◆ What to produce ◆
Where does the string "with" appear in the records? Copy every line that contains it.

◆ The input ◆
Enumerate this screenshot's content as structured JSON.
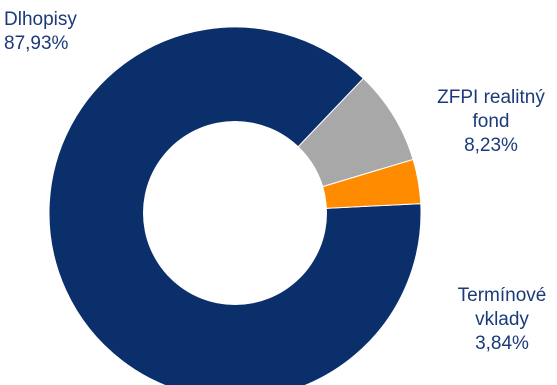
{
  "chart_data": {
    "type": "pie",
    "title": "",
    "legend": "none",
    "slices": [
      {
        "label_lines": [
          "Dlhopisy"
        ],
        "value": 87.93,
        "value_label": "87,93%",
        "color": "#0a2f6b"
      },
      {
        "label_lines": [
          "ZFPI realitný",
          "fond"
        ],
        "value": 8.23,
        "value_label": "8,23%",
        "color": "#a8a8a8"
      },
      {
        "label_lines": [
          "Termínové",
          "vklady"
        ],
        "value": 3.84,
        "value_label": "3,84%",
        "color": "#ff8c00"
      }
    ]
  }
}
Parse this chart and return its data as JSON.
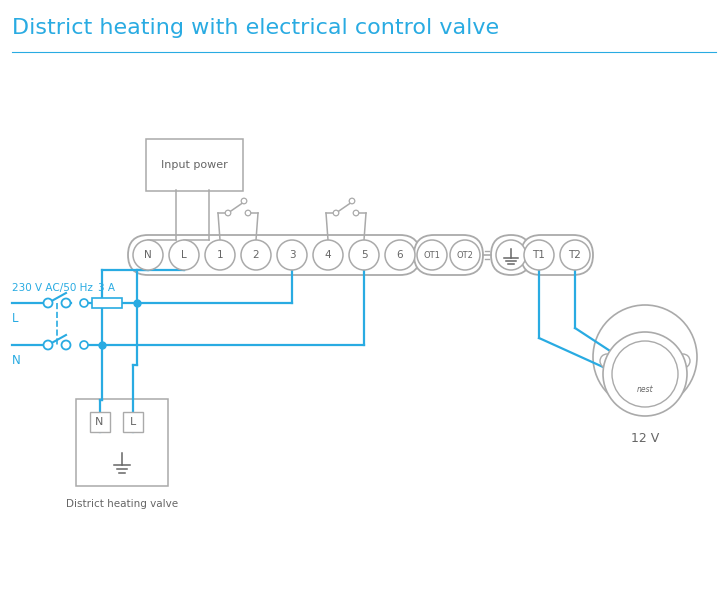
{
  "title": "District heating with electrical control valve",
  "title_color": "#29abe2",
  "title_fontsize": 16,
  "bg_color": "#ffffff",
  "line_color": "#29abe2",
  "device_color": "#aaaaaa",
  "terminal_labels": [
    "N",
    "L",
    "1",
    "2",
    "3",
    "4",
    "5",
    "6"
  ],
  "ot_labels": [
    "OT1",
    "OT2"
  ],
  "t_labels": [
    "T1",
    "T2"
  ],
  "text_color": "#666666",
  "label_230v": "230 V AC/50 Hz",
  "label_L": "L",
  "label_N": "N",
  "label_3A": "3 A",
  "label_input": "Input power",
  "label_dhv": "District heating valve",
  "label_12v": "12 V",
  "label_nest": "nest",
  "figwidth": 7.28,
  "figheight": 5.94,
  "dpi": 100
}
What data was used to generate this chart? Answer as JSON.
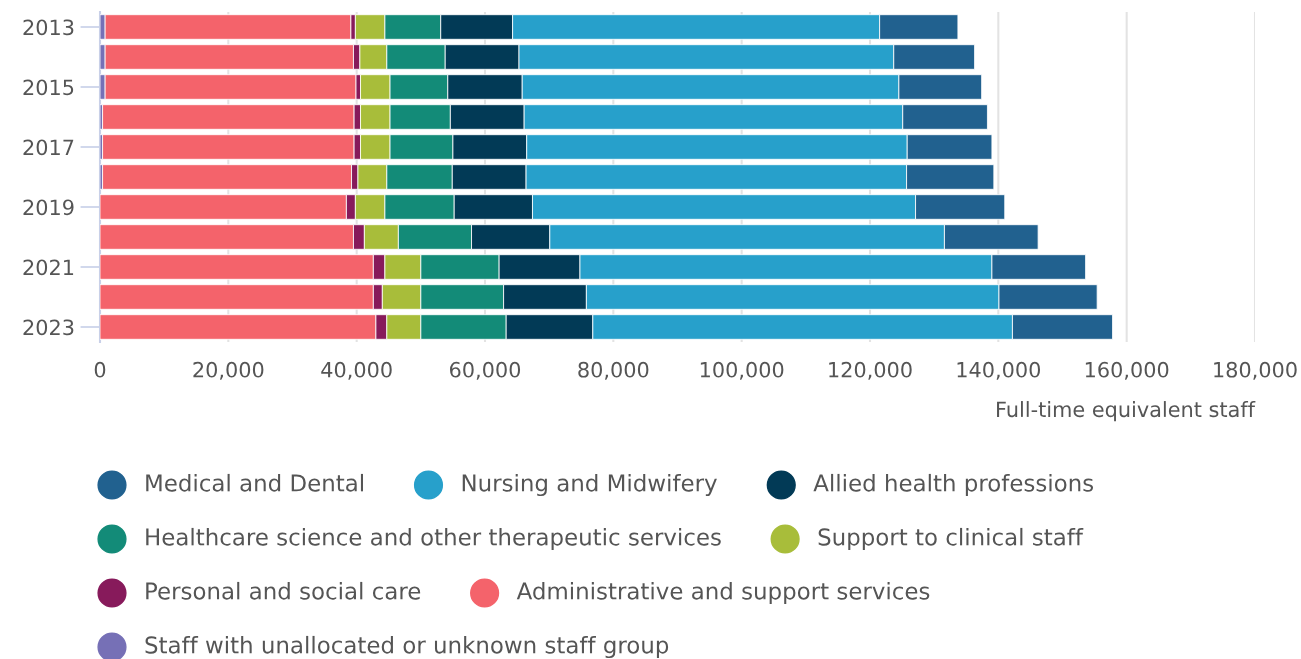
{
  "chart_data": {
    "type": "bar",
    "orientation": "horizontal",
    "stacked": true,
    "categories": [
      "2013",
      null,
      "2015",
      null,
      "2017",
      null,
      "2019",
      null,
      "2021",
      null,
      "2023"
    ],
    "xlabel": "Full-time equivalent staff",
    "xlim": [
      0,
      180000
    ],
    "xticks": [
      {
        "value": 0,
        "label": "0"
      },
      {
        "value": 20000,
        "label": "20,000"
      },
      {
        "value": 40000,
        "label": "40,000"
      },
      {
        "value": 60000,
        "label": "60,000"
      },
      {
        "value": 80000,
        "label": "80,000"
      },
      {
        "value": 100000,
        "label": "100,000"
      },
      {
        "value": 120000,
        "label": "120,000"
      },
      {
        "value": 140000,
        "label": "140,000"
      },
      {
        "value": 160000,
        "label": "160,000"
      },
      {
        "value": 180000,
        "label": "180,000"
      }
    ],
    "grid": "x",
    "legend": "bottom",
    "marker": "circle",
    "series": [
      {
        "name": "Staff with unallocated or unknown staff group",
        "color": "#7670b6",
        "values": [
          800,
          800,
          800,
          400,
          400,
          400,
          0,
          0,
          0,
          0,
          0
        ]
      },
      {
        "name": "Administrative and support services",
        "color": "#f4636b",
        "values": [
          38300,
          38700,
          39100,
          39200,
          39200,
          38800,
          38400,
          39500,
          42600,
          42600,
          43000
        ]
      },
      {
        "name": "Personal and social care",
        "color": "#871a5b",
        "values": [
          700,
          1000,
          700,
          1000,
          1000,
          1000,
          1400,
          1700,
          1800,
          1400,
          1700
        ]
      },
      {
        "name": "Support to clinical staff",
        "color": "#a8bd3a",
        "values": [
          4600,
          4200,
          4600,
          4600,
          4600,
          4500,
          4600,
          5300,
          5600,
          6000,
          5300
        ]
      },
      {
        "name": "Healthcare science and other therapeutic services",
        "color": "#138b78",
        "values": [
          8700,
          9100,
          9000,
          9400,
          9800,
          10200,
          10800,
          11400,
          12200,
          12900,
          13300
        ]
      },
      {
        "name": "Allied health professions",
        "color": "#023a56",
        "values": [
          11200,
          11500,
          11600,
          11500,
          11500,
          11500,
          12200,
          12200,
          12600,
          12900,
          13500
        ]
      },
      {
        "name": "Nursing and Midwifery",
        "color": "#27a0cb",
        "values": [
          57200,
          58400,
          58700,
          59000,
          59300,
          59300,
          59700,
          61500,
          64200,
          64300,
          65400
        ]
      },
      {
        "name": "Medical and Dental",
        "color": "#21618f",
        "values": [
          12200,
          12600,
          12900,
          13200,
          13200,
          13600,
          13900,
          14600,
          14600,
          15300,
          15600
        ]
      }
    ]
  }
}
...
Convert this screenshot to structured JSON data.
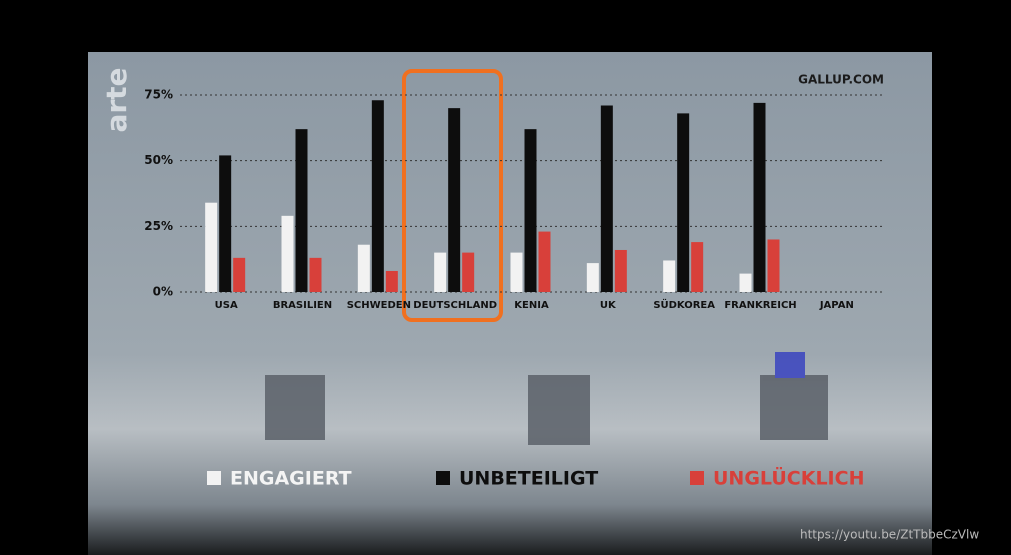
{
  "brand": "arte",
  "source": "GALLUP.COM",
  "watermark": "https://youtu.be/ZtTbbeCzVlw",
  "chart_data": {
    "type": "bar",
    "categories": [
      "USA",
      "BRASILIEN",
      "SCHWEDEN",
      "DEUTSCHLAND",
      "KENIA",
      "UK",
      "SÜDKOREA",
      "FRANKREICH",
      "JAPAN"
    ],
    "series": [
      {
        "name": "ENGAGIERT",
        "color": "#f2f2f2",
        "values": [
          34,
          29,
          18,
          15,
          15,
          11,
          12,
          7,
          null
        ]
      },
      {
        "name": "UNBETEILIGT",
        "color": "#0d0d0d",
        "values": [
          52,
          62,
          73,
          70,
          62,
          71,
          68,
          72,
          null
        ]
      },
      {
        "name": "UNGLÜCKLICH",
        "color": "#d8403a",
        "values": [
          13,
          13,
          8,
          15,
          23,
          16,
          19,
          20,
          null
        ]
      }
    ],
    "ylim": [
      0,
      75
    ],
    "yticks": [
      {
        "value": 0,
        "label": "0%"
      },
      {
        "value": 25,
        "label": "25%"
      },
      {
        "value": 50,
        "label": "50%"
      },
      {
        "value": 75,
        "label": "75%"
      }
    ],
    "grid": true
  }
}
* * *
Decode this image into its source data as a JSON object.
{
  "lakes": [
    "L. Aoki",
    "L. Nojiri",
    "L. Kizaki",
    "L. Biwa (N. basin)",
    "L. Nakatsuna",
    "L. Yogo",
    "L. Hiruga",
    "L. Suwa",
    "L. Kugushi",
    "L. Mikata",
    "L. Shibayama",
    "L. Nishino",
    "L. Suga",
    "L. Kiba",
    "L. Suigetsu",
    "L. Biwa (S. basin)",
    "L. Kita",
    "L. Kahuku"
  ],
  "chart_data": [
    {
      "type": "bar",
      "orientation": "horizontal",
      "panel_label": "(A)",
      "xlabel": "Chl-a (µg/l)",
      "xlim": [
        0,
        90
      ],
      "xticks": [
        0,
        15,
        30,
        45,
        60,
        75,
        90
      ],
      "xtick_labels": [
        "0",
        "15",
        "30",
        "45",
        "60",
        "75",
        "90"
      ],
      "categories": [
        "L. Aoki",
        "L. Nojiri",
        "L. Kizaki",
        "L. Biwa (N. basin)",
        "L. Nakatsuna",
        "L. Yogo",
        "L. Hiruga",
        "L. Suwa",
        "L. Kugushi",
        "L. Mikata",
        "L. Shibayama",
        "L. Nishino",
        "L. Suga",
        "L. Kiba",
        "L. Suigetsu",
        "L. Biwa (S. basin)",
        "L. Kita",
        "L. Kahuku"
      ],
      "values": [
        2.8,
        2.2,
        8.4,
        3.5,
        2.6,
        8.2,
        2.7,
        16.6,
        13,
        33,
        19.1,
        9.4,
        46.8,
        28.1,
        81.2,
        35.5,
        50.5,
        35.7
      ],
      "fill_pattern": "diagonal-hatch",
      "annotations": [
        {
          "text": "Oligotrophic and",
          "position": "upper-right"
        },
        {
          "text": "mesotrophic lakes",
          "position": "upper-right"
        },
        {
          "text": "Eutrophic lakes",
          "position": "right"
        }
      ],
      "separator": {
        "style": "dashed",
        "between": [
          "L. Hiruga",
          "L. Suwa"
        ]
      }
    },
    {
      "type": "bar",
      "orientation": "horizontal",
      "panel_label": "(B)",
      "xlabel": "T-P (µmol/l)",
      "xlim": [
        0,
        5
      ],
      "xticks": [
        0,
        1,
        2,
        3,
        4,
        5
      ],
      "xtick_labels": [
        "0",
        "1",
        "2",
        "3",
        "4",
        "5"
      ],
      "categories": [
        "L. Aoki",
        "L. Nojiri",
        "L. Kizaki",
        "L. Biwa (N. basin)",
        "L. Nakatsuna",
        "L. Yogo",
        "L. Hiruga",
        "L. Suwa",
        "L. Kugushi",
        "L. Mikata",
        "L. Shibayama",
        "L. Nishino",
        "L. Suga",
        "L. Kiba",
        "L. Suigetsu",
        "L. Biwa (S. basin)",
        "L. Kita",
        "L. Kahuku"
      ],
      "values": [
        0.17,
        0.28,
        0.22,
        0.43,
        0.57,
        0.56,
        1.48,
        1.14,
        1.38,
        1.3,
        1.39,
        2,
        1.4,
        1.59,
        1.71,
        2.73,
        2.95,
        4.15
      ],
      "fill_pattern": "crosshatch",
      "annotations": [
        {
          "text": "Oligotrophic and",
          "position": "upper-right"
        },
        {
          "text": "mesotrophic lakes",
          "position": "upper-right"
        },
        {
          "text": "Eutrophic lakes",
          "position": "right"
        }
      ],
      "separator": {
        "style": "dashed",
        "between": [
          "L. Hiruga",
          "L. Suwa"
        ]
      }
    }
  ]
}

◆ Output ◆
  "title": "District heating with electrical control valve",
        "name": "Staff with unallocated or unknown staff group",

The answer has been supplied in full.